> **GIVEN INSTRUCTION**: Copy every line, leaving nothing out and adding nothing.

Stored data
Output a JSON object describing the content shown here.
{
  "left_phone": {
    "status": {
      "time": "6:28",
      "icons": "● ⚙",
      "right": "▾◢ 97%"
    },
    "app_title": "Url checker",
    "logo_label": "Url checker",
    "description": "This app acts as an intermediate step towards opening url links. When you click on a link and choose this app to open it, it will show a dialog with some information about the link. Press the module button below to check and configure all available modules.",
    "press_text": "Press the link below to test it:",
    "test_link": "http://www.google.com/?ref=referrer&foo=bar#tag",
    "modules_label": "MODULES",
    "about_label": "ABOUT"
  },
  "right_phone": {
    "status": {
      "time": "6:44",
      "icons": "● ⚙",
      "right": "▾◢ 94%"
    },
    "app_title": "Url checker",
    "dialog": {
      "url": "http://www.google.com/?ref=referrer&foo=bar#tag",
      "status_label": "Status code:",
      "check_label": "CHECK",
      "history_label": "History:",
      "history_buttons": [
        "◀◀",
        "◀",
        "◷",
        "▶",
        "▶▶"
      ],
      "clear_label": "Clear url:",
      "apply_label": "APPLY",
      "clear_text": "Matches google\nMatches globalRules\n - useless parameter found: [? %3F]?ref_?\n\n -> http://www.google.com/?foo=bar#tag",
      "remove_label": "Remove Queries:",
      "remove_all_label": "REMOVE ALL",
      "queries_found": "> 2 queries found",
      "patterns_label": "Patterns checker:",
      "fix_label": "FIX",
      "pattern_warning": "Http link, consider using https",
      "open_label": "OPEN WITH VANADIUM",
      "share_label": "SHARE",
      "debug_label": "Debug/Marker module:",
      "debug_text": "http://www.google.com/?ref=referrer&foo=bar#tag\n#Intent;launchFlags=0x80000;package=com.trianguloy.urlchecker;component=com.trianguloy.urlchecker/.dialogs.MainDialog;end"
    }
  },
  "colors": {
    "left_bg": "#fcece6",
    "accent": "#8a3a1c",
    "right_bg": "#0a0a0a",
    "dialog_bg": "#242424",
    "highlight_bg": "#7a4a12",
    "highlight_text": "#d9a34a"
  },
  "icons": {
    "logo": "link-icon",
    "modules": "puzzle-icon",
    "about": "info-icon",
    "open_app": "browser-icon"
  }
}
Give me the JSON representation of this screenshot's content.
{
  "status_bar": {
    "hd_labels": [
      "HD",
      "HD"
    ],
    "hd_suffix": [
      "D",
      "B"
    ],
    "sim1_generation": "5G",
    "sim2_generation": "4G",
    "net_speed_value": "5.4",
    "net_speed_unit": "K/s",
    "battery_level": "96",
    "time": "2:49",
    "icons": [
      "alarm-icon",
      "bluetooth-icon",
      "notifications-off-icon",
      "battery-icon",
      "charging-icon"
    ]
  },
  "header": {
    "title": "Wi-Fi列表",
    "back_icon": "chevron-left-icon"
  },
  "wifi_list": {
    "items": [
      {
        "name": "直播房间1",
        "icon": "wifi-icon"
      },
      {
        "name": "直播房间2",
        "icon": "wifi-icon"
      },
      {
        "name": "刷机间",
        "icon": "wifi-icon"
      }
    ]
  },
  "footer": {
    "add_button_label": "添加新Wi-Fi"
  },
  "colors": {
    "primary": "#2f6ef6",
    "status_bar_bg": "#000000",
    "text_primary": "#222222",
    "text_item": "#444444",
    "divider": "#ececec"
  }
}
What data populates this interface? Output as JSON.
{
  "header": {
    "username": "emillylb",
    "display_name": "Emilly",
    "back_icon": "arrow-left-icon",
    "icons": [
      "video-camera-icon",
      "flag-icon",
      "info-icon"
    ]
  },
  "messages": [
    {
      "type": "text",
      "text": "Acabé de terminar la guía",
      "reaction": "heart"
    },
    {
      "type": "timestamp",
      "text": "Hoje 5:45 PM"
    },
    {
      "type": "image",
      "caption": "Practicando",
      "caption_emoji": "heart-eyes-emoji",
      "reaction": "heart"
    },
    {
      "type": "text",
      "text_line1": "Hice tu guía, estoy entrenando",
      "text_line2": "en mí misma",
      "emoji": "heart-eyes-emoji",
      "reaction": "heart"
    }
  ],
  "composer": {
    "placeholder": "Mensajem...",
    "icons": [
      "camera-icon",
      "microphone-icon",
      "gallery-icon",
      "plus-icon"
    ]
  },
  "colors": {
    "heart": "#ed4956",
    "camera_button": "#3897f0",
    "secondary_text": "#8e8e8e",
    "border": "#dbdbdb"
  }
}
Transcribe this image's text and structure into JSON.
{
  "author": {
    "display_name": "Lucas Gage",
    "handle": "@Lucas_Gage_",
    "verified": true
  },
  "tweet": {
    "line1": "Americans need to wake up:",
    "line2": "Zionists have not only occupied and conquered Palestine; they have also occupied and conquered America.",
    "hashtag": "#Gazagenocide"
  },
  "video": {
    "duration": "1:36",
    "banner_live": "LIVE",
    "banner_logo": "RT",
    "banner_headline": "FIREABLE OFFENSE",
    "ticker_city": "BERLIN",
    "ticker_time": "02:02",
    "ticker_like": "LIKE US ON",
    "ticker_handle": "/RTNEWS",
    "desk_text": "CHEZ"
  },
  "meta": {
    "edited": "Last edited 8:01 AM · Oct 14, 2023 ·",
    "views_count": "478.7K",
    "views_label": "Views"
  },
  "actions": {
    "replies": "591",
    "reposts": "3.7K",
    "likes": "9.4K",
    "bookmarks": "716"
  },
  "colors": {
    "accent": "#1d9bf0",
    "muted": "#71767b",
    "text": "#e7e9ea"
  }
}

> **FINISHED EXERCISE**:
Output a JSON object describing the content shown here.
{
  "left_phone": {
    "status": {
      "time": "6:28",
      "icons": "● ⚙",
      "right": "▾◢ 97%"
    },
    "app_title": "Url checker",
    "logo_label": "Url checker",
    "description": "This app acts as an intermediate step towards opening url links. When you click on a link and choose this app to open it, it will show a dialog with some information about the link. Press the module button below to check and configure all available modules.",
    "press_text": "Press the link below to test it:",
    "test_link": "http://www.google.com/?ref=referrer&foo=bar#tag",
    "modules_label": "MODULES",
    "about_label": "ABOUT"
  },
  "right_phone": {
    "status": {
      "time": "6:44",
      "icons": "● ⚙",
      "right": "▾◢ 94%"
    },
    "app_title": "Url checker",
    "dialog": {
      "url": "http://www.google.com/?ref=referrer&foo=bar#tag",
      "status_label": "Status code:",
      "check_label": "CHECK",
      "history_label": "History:",
      "history_buttons": [
        "◀◀",
        "◀",
        "◷",
        "▶",
        "▶▶"
      ],
      "clear_label": "Clear url:",
      "apply_label": "APPLY",
      "clear_text": "Matches google\nMatches globalRules\n - useless parameter found: [? %3F]?ref_?\n\n -> http://www.google.com/?foo=bar#tag",
      "remove_label": "Remove Queries:",
      "remove_all_label": "REMOVE ALL",
      "queries_found": "> 2 queries found",
      "patterns_label": "Patterns checker:",
      "fix_label": "FIX",
      "pattern_warning": "Http link, consider using https",
      "open_label": "OPEN WITH VANADIUM",
      "share_label": "SHARE",
      "debug_label": "Debug/Marker module:",
      "debug_text": "http://www.google.com/?ref=referrer&foo=bar#tag\n#Intent;launchFlags=0x80000;package=com.trianguloy.urlchecker;component=com.trianguloy.urlchecker/.dialogs.MainDialog;end"
    }
  },
  "colors": {
    "left_bg": "#fcece6",
    "accent": "#8a3a1c",
    "right_bg": "#0a0a0a",
    "dialog_bg": "#242424",
    "highlight_bg": "#7a4a12",
    "highlight_text": "#d9a34a"
  },
  "icons": {
    "logo": "link-icon",
    "modules": "puzzle-icon",
    "about": "info-icon",
    "open_app": "browser-icon"
  }
}
Give me the JSON representation of this screenshot's content.
{
  "status_bar": {
    "hd_labels": [
      "HD",
      "HD"
    ],
    "hd_suffix": [
      "D",
      "B"
    ],
    "sim1_generation": "5G",
    "sim2_generation": "4G",
    "net_speed_value": "5.4",
    "net_speed_unit": "K/s",
    "battery_level": "96",
    "time": "2:49",
    "icons": [
      "alarm-icon",
      "bluetooth-icon",
      "notifications-off-icon",
      "battery-icon",
      "charging-icon"
    ]
  },
  "header": {
    "title": "Wi-Fi列表",
    "back_icon": "chevron-left-icon"
  },
  "wifi_list": {
    "items": [
      {
        "name": "直播房间1",
        "icon": "wifi-icon"
      },
      {
        "name": "直播房间2",
        "icon": "wifi-icon"
      },
      {
        "name": "刷机间",
        "icon": "wifi-icon"
      }
    ]
  },
  "footer": {
    "add_button_label": "添加新Wi-Fi"
  },
  "colors": {
    "primary": "#2f6ef6",
    "status_bar_bg": "#000000",
    "text_primary": "#222222",
    "text_item": "#444444",
    "divider": "#ececec"
  }
}
What data populates this interface? Output as JSON.
{
  "header": {
    "username": "emillylb",
    "display_name": "Emilly",
    "back_icon": "arrow-left-icon",
    "icons": [
      "video-camera-icon",
      "flag-icon",
      "info-icon"
    ]
  },
  "messages": [
    {
      "type": "text",
      "text": "Acabé de terminar la guía",
      "reaction": "heart"
    },
    {
      "type": "timestamp",
      "text": "Hoje 5:45 PM"
    },
    {
      "type": "image",
      "caption": "Practicando",
      "caption_emoji": "heart-eyes-emoji",
      "reaction": "heart"
    },
    {
      "type": "text",
      "text_line1": "Hice tu guía, estoy entrenando",
      "text_line2": "en mí misma",
      "emoji": "heart-eyes-emoji",
      "reaction": "heart"
    }
  ],
  "composer": {
    "placeholder": "Mensajem...",
    "icons": [
      "camera-icon",
      "microphone-icon",
      "gallery-icon",
      "plus-icon"
    ]
  },
  "colors": {
    "heart": "#ed4956",
    "camera_button": "#3897f0",
    "secondary_text": "#8e8e8e",
    "border": "#dbdbdb"
  }
}
Transcribe this image's text and structure into JSON.
{
  "author": {
    "display_name": "Lucas Gage",
    "handle": "@Lucas_Gage_",
    "verified": true
  },
  "tweet": {
    "line1": "Americans need to wake up:",
    "line2": "Zionists have not only occupied and conquered Palestine; they have also occupied and conquered America.",
    "hashtag": "#Gazagenocide"
  },
  "video": {
    "duration": "1:36",
    "banner_live": "LIVE",
    "banner_logo": "RT",
    "banner_headline": "FIREABLE OFFENSE",
    "ticker_city": "BERLIN",
    "ticker_time": "02:02",
    "ticker_like": "LIKE US ON",
    "ticker_handle": "/RTNEWS",
    "desk_text": "CHEZ"
  },
  "meta": {
    "edited": "Last edited 8:01 AM · Oct 14, 2023 ·",
    "views_count": "478.7K",
    "views_label": "Views"
  },
  "actions": {
    "replies": "591",
    "reposts": "3.7K",
    "likes": "9.4K",
    "bookmarks": "716"
  },
  "colors": {
    "accent": "#1d9bf0",
    "muted": "#71767b",
    "text": "#e7e9ea"
  }
}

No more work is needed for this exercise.